[Dataset records]
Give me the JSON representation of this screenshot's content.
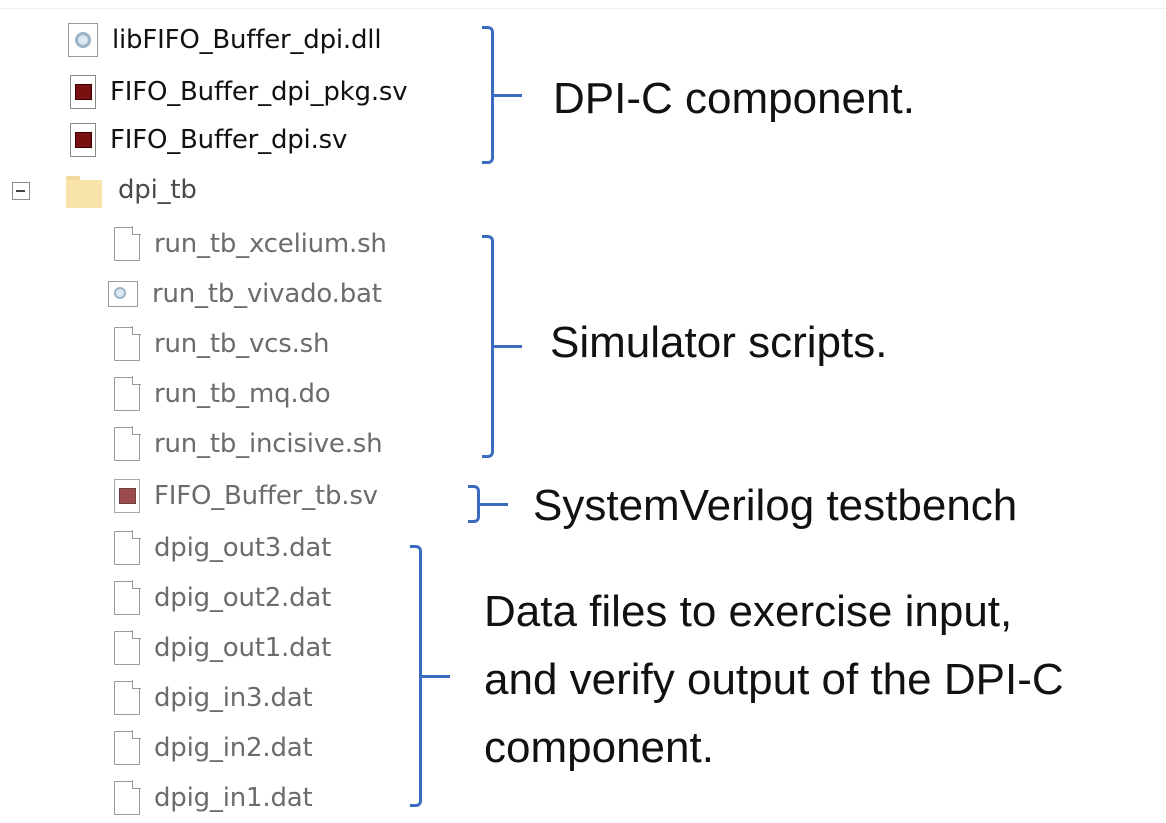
{
  "tree": {
    "top_files": [
      {
        "name": "libFIFO_Buffer_dpi.dll",
        "icon": "dll-gear-icon"
      },
      {
        "name": "FIFO_Buffer_dpi_pkg.sv",
        "icon": "sv-file-icon"
      },
      {
        "name": "FIFO_Buffer_dpi.sv",
        "icon": "sv-file-icon"
      }
    ],
    "folder": {
      "name": "dpi_tb",
      "icon": "folder-icon",
      "expanded": true
    },
    "children": [
      {
        "name": "run_tb_xcelium.sh",
        "icon": "document-icon"
      },
      {
        "name": "run_tb_vivado.bat",
        "icon": "batch-gear-icon"
      },
      {
        "name": "run_tb_vcs.sh",
        "icon": "document-icon"
      },
      {
        "name": "run_tb_mq.do",
        "icon": "document-icon"
      },
      {
        "name": "run_tb_incisive.sh",
        "icon": "document-icon"
      },
      {
        "name": "FIFO_Buffer_tb.sv",
        "icon": "sv-file-icon"
      },
      {
        "name": "dpig_out3.dat",
        "icon": "document-icon"
      },
      {
        "name": "dpig_out2.dat",
        "icon": "document-icon"
      },
      {
        "name": "dpig_out1.dat",
        "icon": "document-icon"
      },
      {
        "name": "dpig_in3.dat",
        "icon": "document-icon"
      },
      {
        "name": "dpig_in2.dat",
        "icon": "document-icon"
      },
      {
        "name": "dpig_in1.dat",
        "icon": "document-icon"
      }
    ]
  },
  "annotations": {
    "dpi_component": "DPI-C component.",
    "simulator_scripts": "Simulator scripts.",
    "testbench": "SystemVerilog testbench",
    "data_files": [
      "Data files to exercise input,",
      "and verify output of the DPI-C",
      "component."
    ]
  },
  "colors": {
    "bracket": "#3b6bc0",
    "folder": "#f8e3a8",
    "sv_icon": "#7a1010"
  }
}
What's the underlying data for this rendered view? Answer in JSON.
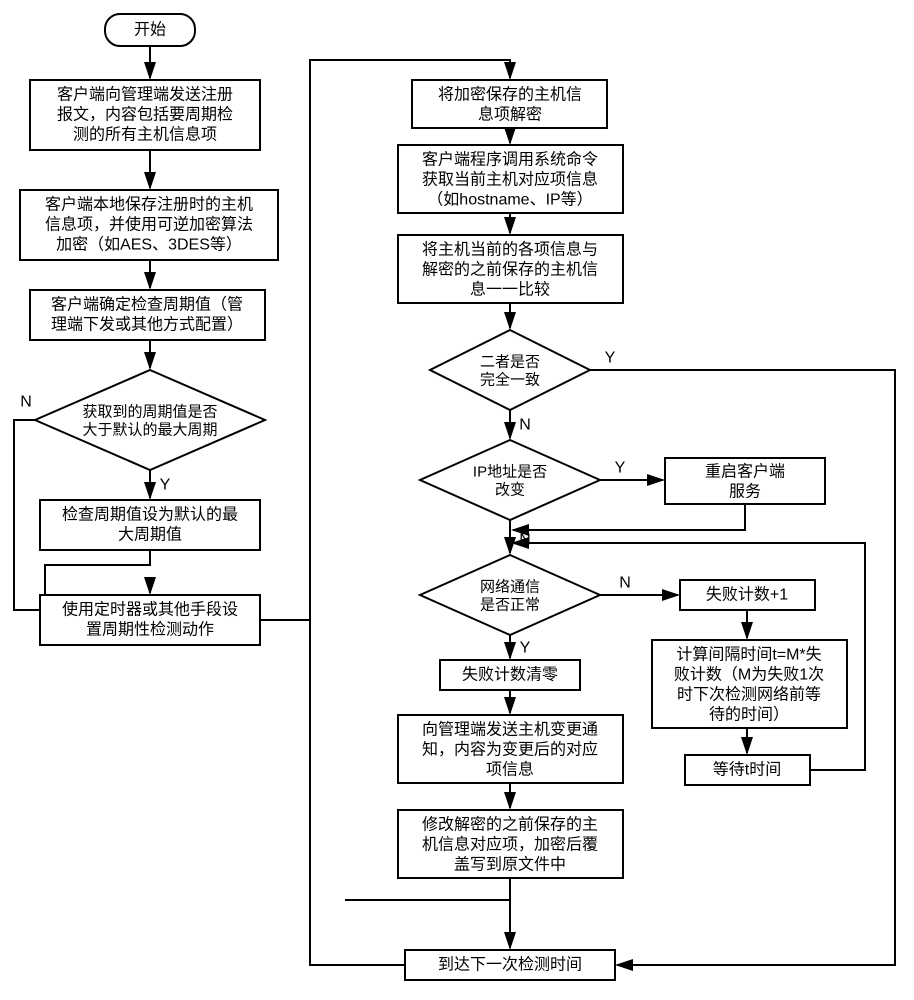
{
  "chart_data": {
    "type": "flowchart",
    "nodes": [
      {
        "id": "start",
        "shape": "terminator",
        "text": "开始"
      },
      {
        "id": "a1",
        "shape": "rect",
        "text": "客户端向管理端发送注册报文，内容包括要周期检测的所有主机信息项"
      },
      {
        "id": "a2",
        "shape": "rect",
        "text": "客户端本地保存注册时的主机信息项，并使用可逆加密算法加密（如AES、3DES等）"
      },
      {
        "id": "a3",
        "shape": "rect",
        "text": "客户端确定检查周期值（管理端下发或其他方式配置）"
      },
      {
        "id": "d1",
        "shape": "diamond",
        "text": "获取到的周期值是否大于默认的最大周期"
      },
      {
        "id": "a4",
        "shape": "rect",
        "text": "检查周期值设为默认的最大周期值"
      },
      {
        "id": "a5",
        "shape": "rect",
        "text": "使用定时器或其他手段设置周期性检测动作"
      },
      {
        "id": "b1",
        "shape": "rect",
        "text": "将加密保存的主机信息项解密"
      },
      {
        "id": "b2",
        "shape": "rect",
        "text": "客户端程序调用系统命令获取当前主机对应项信息（如hostname、IP等）"
      },
      {
        "id": "b3",
        "shape": "rect",
        "text": "将主机当前的各项信息与解密的之前保存的主机信息一一比较"
      },
      {
        "id": "d2",
        "shape": "diamond",
        "text": "二者是否完全一致"
      },
      {
        "id": "d3",
        "shape": "diamond",
        "text": "IP地址是否改变"
      },
      {
        "id": "b4",
        "shape": "rect",
        "text": "重启客户端服务"
      },
      {
        "id": "d4",
        "shape": "diamond",
        "text": "网络通信是否正常"
      },
      {
        "id": "b5",
        "shape": "rect",
        "text": "失败计数+1"
      },
      {
        "id": "b6",
        "shape": "rect",
        "text": "计算间隔时间t=M*失败计数（M为失败1次时下次检测网络前等待的时间）"
      },
      {
        "id": "b7",
        "shape": "rect",
        "text": "等待t时间"
      },
      {
        "id": "b8",
        "shape": "rect",
        "text": "失败计数清零"
      },
      {
        "id": "b9",
        "shape": "rect",
        "text": "向管理端发送主机变更通知，内容为变更后的对应项信息"
      },
      {
        "id": "b10",
        "shape": "rect",
        "text": "修改解密的之前保存的主机信息对应项，加密后覆盖写到原文件中"
      },
      {
        "id": "b11",
        "shape": "rect",
        "text": "到达下一次检测时间"
      }
    ],
    "edges": [
      {
        "from": "start",
        "to": "a1"
      },
      {
        "from": "a1",
        "to": "a2"
      },
      {
        "from": "a2",
        "to": "a3"
      },
      {
        "from": "a3",
        "to": "d1"
      },
      {
        "from": "d1",
        "to": "a4",
        "label": "Y"
      },
      {
        "from": "d1",
        "to": "a5",
        "label": "N",
        "path": "left-down"
      },
      {
        "from": "a4",
        "to": "a5",
        "path": "down-left-down"
      },
      {
        "from": "a5",
        "to": "b1",
        "path": "right-up"
      },
      {
        "from": "b1",
        "to": "b2"
      },
      {
        "from": "b2",
        "to": "b3"
      },
      {
        "from": "b3",
        "to": "d2"
      },
      {
        "from": "d2",
        "to": "d3",
        "label": "N"
      },
      {
        "from": "d2",
        "to": "b11",
        "label": "Y",
        "path": "right-far-down"
      },
      {
        "from": "d3",
        "to": "b4",
        "label": "Y"
      },
      {
        "from": "d3",
        "to": "d4",
        "label": "N"
      },
      {
        "from": "b4",
        "to": "d4",
        "path": "down-left"
      },
      {
        "from": "d4",
        "to": "b8",
        "label": "Y"
      },
      {
        "from": "d4",
        "to": "b5",
        "label": "N"
      },
      {
        "from": "b5",
        "to": "b6"
      },
      {
        "from": "b6",
        "to": "b7"
      },
      {
        "from": "b7",
        "to": "d4",
        "path": "right-up-left"
      },
      {
        "from": "b8",
        "to": "b9"
      },
      {
        "from": "b9",
        "to": "b10"
      },
      {
        "from": "b10",
        "to": "b11"
      },
      {
        "from": "b11",
        "to": "b1",
        "path": "left-up",
        "loop": true
      }
    ]
  },
  "labels": {
    "Y": "Y",
    "N": "N"
  },
  "nodes": {
    "start": "开始",
    "a1_l1": "客户端向管理端发送注册",
    "a1_l2": "报文，内容包括要周期检",
    "a1_l3": "测的所有主机信息项",
    "a2_l1": "客户端本地保存注册时的主机",
    "a2_l2": "信息项，并使用可逆加密算法",
    "a2_l3": "加密（如AES、3DES等）",
    "a3_l1": "客户端确定检查周期值（管",
    "a3_l2": "理端下发或其他方式配置）",
    "d1_l1": "获取到的周期值是否",
    "d1_l2": "大于默认的最大周期",
    "a4_l1": "检查周期值设为默认的最",
    "a4_l2": "大周期值",
    "a5_l1": "使用定时器或其他手段设",
    "a5_l2": "置周期性检测动作",
    "b1_l1": "将加密保存的主机信",
    "b1_l2": "息项解密",
    "b2_l1": "客户端程序调用系统命令",
    "b2_l2": "获取当前主机对应项信息",
    "b2_l3": "（如hostname、IP等）",
    "b3_l1": "将主机当前的各项信息与",
    "b3_l2": "解密的之前保存的主机信",
    "b3_l3": "息一一比较",
    "d2_l1": "二者是否",
    "d2_l2": "完全一致",
    "d3_l1": "IP地址是否",
    "d3_l2": "改变",
    "b4_l1": "重启客户端",
    "b4_l2": "服务",
    "d4_l1": "网络通信",
    "d4_l2": "是否正常",
    "b5": "失败计数+1",
    "b6_l1": "计算间隔时间t=M*失",
    "b6_l2": "败计数（M为失败1次",
    "b6_l3": "时下次检测网络前等",
    "b6_l4": "待的时间）",
    "b7": "等待t时间",
    "b8": "失败计数清零",
    "b9_l1": "向管理端发送主机变更通",
    "b9_l2": "知，内容为变更后的对应",
    "b9_l3": "项信息",
    "b10_l1": "修改解密的之前保存的主",
    "b10_l2": "机信息对应项，加密后覆",
    "b10_l3": "盖写到原文件中",
    "b11": "到达下一次检测时间"
  }
}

* _Required work_: From the entries above, copy every line containing the word "如AES".

* _The reply_:
        "text": "客户端本地保存注册时的主机信息项，并使用可逆加密算法加密（如AES、3DES等）"
    "a2_l3": "加密（如AES、3DES等）",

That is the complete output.